Data supplied:

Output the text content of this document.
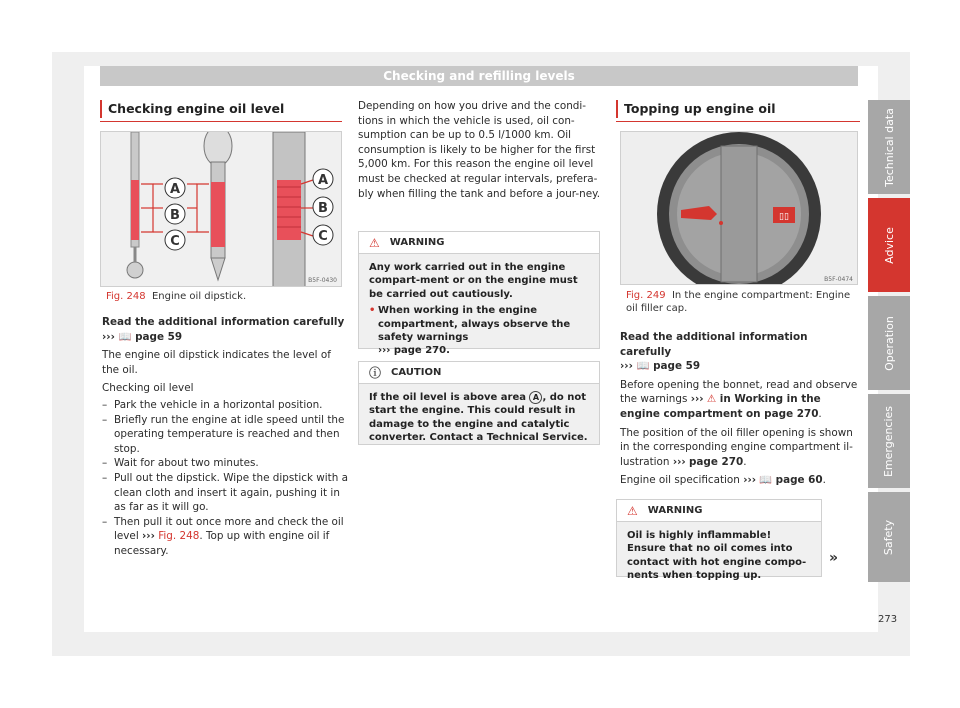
Checking and refilling levels
Checking engine oil level
A
B
C
A
B
C
B5F-0430
Fig. 248 Engine oil dipstick.

Read the additional information carefully
››› 📖 page 59

The engine oil dipstick indicates the level of the oil.

Checking oil level

– Park the vehicle in a horizontal position.
– Briefly run the engine at idle speed until the operating temperature is reached and then stop.
– Wait for about two minutes.
– Pull out the dipstick. Wipe the dipstick with a clean cloth and insert it again, pushing it in as far as it will go.
– Then pull it out once more and check the oil level ››› Fig. 248. Top up with engine oil if necessary.
Depending on how you drive and the condi-tions in which the vehicle is used, oil con-sumption can be up to 0.5 l/1000 km. Oil consumption is likely to be higher for the first 5,000 km. For this reason the engine oil level must be checked at regular intervals, prefera-bly when filling the tank and before a jour-ney.
⚠ WARNING
Any work carried out in the engine compart-ment or on the engine must be carried out cautiously.
• When working in the engine compartment, always observe the safety warnings
››› page 270.
ⓘ CAUTION
If the oil level is above area A , do not start the engine. This could result in damage to the engine and catalytic converter. Contact a Technical Service.
Topping up engine oil
▯▯
B5F-0474
Fig. 249 In the engine compartment: Engine oil filler cap.

Read the additional information carefully
››› 📖 page 59

Before opening the bonnet, read and observe the warnings ››› ⚠ in Working in the engine compartment on page 270.

The position of the oil filler opening is shown in the corresponding engine compartment il-lustration ››› page 270.

Engine oil specification ››› 📖 page 60.

⚠ WARNING
Oil is highly inflammable! Ensure that no oil comes into contact with hot engine compo-nents when topping up.
»
Technical data
Advice
Operation
Emergencies
Safety
273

What is needed:
Copy each line of the records containing the string "warnings".

Task answer:
• When working in the engine compartment, always observe the safety warnings
Before opening the bonnet, read and observe the warnings ››› ⚠ in Working in the engine compartment on page 270.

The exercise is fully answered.